A verbatim copy of the records is required, with all pictures left out.

» **Records for the task**:
---*---

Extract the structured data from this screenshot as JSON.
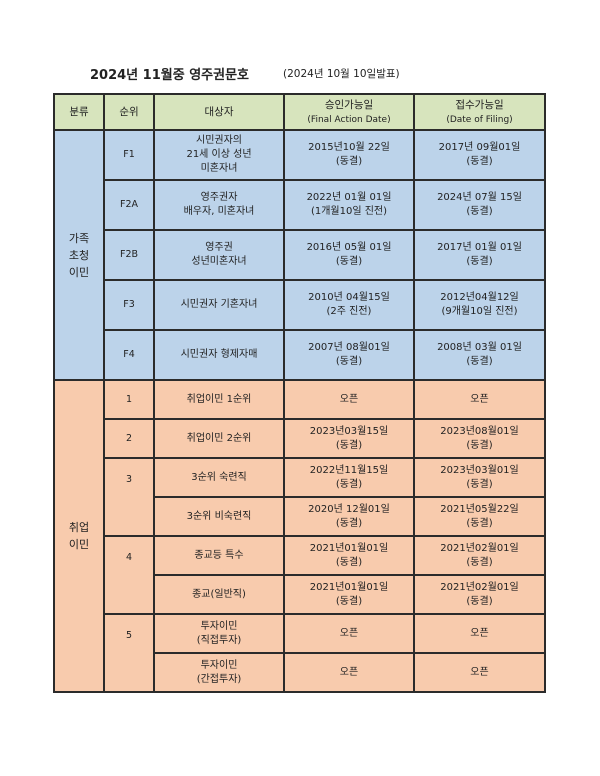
{
  "title": "2024년 11월중 영주권문호",
  "subtitle": "(2024년 10월 10일발표)",
  "header": {
    "category": "분류",
    "rank": "순위",
    "target": "대상자",
    "final_action": "승인가능일",
    "final_action_en": "(Final Action Date)",
    "filing": "접수가능일",
    "filing_en": "(Date of Filing)"
  },
  "family": {
    "category": "가족\n초청\n이민",
    "rows": [
      {
        "rank": "F1",
        "target": "시민권자의\n21세 이상 성년\n미혼자녀",
        "final_action": "2015년10월 22일\n(동결)",
        "filing": "2017년 09월01일\n(동결)"
      },
      {
        "rank": "F2A",
        "target": "영주권자\n배우자, 미혼자녀",
        "final_action": "2022년 01월 01일\n(1개월10일 진전)",
        "filing": "2024년 07월 15일\n(동결)"
      },
      {
        "rank": "F2B",
        "target": "영주권\n성년미혼자녀",
        "final_action": "2016년 05월 01일\n(동결)",
        "filing": "2017년 01월 01일\n(동결)"
      },
      {
        "rank": "F3",
        "target": "시민권자 기혼자녀",
        "final_action": "2010년 04월15일\n(2주 진전)",
        "filing": "2012년04월12일\n(9개월10일 진전)"
      },
      {
        "rank": "F4",
        "target": "시민권자 형제자매",
        "final_action": "2007년 08월01일\n(동결)",
        "filing": "2008년 03월 01일\n(동결)"
      }
    ]
  },
  "employment": {
    "category": "취업\n이민",
    "rows": [
      {
        "rank": "1",
        "target": "취업이민 1순위",
        "final_action": "오픈",
        "filing": "오픈"
      },
      {
        "rank": "2",
        "target": "취업이민 2순위",
        "final_action": "2023년03월15일\n(동결)",
        "filing": "2023년08월01일\n(동결)"
      },
      {
        "rank": "3",
        "target": "3순위 숙련직",
        "final_action": "2022년11월15일\n(동결)",
        "filing": "2023년03월01일\n(동결)"
      },
      {
        "target": "3순위 비숙련직",
        "final_action": "2020년 12월01일\n(동결)",
        "filing": "2021년05월22일\n(동결)"
      },
      {
        "rank": "4",
        "target": "종교등 특수",
        "final_action": "2021년01월01일\n(동결)",
        "filing": "2021년02월01일\n(동결)"
      },
      {
        "target": "종교(일반직)",
        "final_action": "2021년01월01일\n(동결)",
        "filing": "2021년02월01일\n(동결)"
      },
      {
        "rank": "5",
        "target": "투자이민\n(직접투자)",
        "final_action": "오픈",
        "filing": "오픈"
      },
      {
        "target": "투자이민\n(간접투자)",
        "final_action": "오픈",
        "filing": "오픈"
      }
    ]
  },
  "colors": {
    "header": "#d7e4bd",
    "family": "#bcd3ea",
    "employment": "#f8cbad"
  }
}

---*---

» **Reply to the exercise**:
Extract the structured data from this screenshot as JSON.
{
  "title": "2024년 11월중 영주권문호",
  "subtitle": "(2024년 10월 10일발표)",
  "header": {
    "category": "분류",
    "rank": "순위",
    "target": "대상자",
    "final_action": "승인가능일",
    "final_action_en": "(Final Action Date)",
    "filing": "접수가능일",
    "filing_en": "(Date of Filing)"
  },
  "family": {
    "category": "가족\n초청\n이민",
    "rows": [
      {
        "rank": "F1",
        "target": "시민권자의\n21세 이상 성년\n미혼자녀",
        "final_action": "2015년10월 22일\n(동결)",
        "filing": "2017년 09월01일\n(동결)"
      },
      {
        "rank": "F2A",
        "target": "영주권자\n배우자, 미혼자녀",
        "final_action": "2022년 01월 01일\n(1개월10일 진전)",
        "filing": "2024년 07월 15일\n(동결)"
      },
      {
        "rank": "F2B",
        "target": "영주권\n성년미혼자녀",
        "final_action": "2016년 05월 01일\n(동결)",
        "filing": "2017년 01월 01일\n(동결)"
      },
      {
        "rank": "F3",
        "target": "시민권자 기혼자녀",
        "final_action": "2010년 04월15일\n(2주 진전)",
        "filing": "2012년04월12일\n(9개월10일 진전)"
      },
      {
        "rank": "F4",
        "target": "시민권자 형제자매",
        "final_action": "2007년 08월01일\n(동결)",
        "filing": "2008년 03월 01일\n(동결)"
      }
    ]
  },
  "employment": {
    "category": "취업\n이민",
    "rows": [
      {
        "rank": "1",
        "target": "취업이민 1순위",
        "final_action": "오픈",
        "filing": "오픈"
      },
      {
        "rank": "2",
        "target": "취업이민 2순위",
        "final_action": "2023년03월15일\n(동결)",
        "filing": "2023년08월01일\n(동결)"
      },
      {
        "rank": "3",
        "target": "3순위 숙련직",
        "final_action": "2022년11월15일\n(동결)",
        "filing": "2023년03월01일\n(동결)"
      },
      {
        "target": "3순위 비숙련직",
        "final_action": "2020년 12월01일\n(동결)",
        "filing": "2021년05월22일\n(동결)"
      },
      {
        "rank": "4",
        "target": "종교등 특수",
        "final_action": "2021년01월01일\n(동결)",
        "filing": "2021년02월01일\n(동결)"
      },
      {
        "target": "종교(일반직)",
        "final_action": "2021년01월01일\n(동결)",
        "filing": "2021년02월01일\n(동결)"
      },
      {
        "rank": "5",
        "target": "투자이민\n(직접투자)",
        "final_action": "오픈",
        "filing": "오픈"
      },
      {
        "target": "투자이민\n(간접투자)",
        "final_action": "오픈",
        "filing": "오픈"
      }
    ]
  },
  "colors": {
    "header": "#d7e4bd",
    "family": "#bcd3ea",
    "employment": "#f8cbad"
  }
}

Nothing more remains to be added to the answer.